Task to complete: Type out every line below exactly as it reads.

(Dataset listings of figures)

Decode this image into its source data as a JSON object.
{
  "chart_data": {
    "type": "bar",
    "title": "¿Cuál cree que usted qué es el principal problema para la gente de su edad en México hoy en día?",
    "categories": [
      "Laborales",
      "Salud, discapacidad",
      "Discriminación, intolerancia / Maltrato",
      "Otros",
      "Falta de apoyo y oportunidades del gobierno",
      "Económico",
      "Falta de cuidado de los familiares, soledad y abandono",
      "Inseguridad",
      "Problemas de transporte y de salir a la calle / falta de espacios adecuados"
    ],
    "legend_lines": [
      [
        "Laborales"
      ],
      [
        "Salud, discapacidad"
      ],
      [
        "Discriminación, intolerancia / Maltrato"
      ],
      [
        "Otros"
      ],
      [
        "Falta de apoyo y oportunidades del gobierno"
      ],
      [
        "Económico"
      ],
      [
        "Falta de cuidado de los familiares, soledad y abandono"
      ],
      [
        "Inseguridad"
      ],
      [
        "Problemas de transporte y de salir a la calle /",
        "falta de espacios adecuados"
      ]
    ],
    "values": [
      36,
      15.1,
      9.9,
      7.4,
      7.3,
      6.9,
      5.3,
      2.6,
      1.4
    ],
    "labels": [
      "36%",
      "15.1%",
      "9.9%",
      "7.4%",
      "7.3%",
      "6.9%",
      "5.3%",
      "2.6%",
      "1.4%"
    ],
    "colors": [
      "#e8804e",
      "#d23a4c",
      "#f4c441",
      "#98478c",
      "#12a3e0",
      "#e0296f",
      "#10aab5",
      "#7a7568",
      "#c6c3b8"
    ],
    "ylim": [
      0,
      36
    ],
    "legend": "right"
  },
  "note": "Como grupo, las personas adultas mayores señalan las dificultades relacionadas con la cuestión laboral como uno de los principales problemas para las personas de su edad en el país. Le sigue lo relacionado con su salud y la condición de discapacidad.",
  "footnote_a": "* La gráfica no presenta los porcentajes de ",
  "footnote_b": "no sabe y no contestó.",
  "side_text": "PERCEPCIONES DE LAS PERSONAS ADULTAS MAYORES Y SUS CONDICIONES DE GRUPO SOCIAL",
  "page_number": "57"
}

Reply to the exercise:
Decode this image into its source data as a JSON object.
{
  "chart_data": {
    "type": "bar",
    "title": "¿Cuál cree que usted qué es el principal problema para la gente de su edad en México hoy en día?",
    "categories": [
      "Laborales",
      "Salud, discapacidad",
      "Discriminación, intolerancia / Maltrato",
      "Otros",
      "Falta de apoyo y oportunidades del gobierno",
      "Económico",
      "Falta de cuidado de los familiares, soledad y abandono",
      "Inseguridad",
      "Problemas de transporte y de salir a la calle / falta de espacios adecuados"
    ],
    "legend_lines": [
      [
        "Laborales"
      ],
      [
        "Salud, discapacidad"
      ],
      [
        "Discriminación, intolerancia / Maltrato"
      ],
      [
        "Otros"
      ],
      [
        "Falta de apoyo y oportunidades del gobierno"
      ],
      [
        "Económico"
      ],
      [
        "Falta de cuidado de los familiares, soledad y abandono"
      ],
      [
        "Inseguridad"
      ],
      [
        "Problemas de transporte y de salir a la calle /",
        "falta de espacios adecuados"
      ]
    ],
    "values": [
      36,
      15.1,
      9.9,
      7.4,
      7.3,
      6.9,
      5.3,
      2.6,
      1.4
    ],
    "labels": [
      "36%",
      "15.1%",
      "9.9%",
      "7.4%",
      "7.3%",
      "6.9%",
      "5.3%",
      "2.6%",
      "1.4%"
    ],
    "colors": [
      "#e8804e",
      "#d23a4c",
      "#f4c441",
      "#98478c",
      "#12a3e0",
      "#e0296f",
      "#10aab5",
      "#7a7568",
      "#c6c3b8"
    ],
    "ylim": [
      0,
      36
    ],
    "legend": "right"
  },
  "note": "Como grupo, las personas adultas mayores señalan las dificultades relacionadas con la cuestión laboral como uno de los principales problemas para las personas de su edad en el país. Le sigue lo relacionado con su salud y la condición de discapacidad.",
  "footnote_a": "* La gráfica no presenta los porcentajes de ",
  "footnote_b": "no sabe y no contestó.",
  "side_text": "PERCEPCIONES DE LAS PERSONAS ADULTAS MAYORES Y SUS CONDICIONES DE GRUPO SOCIAL",
  "page_number": "57"
}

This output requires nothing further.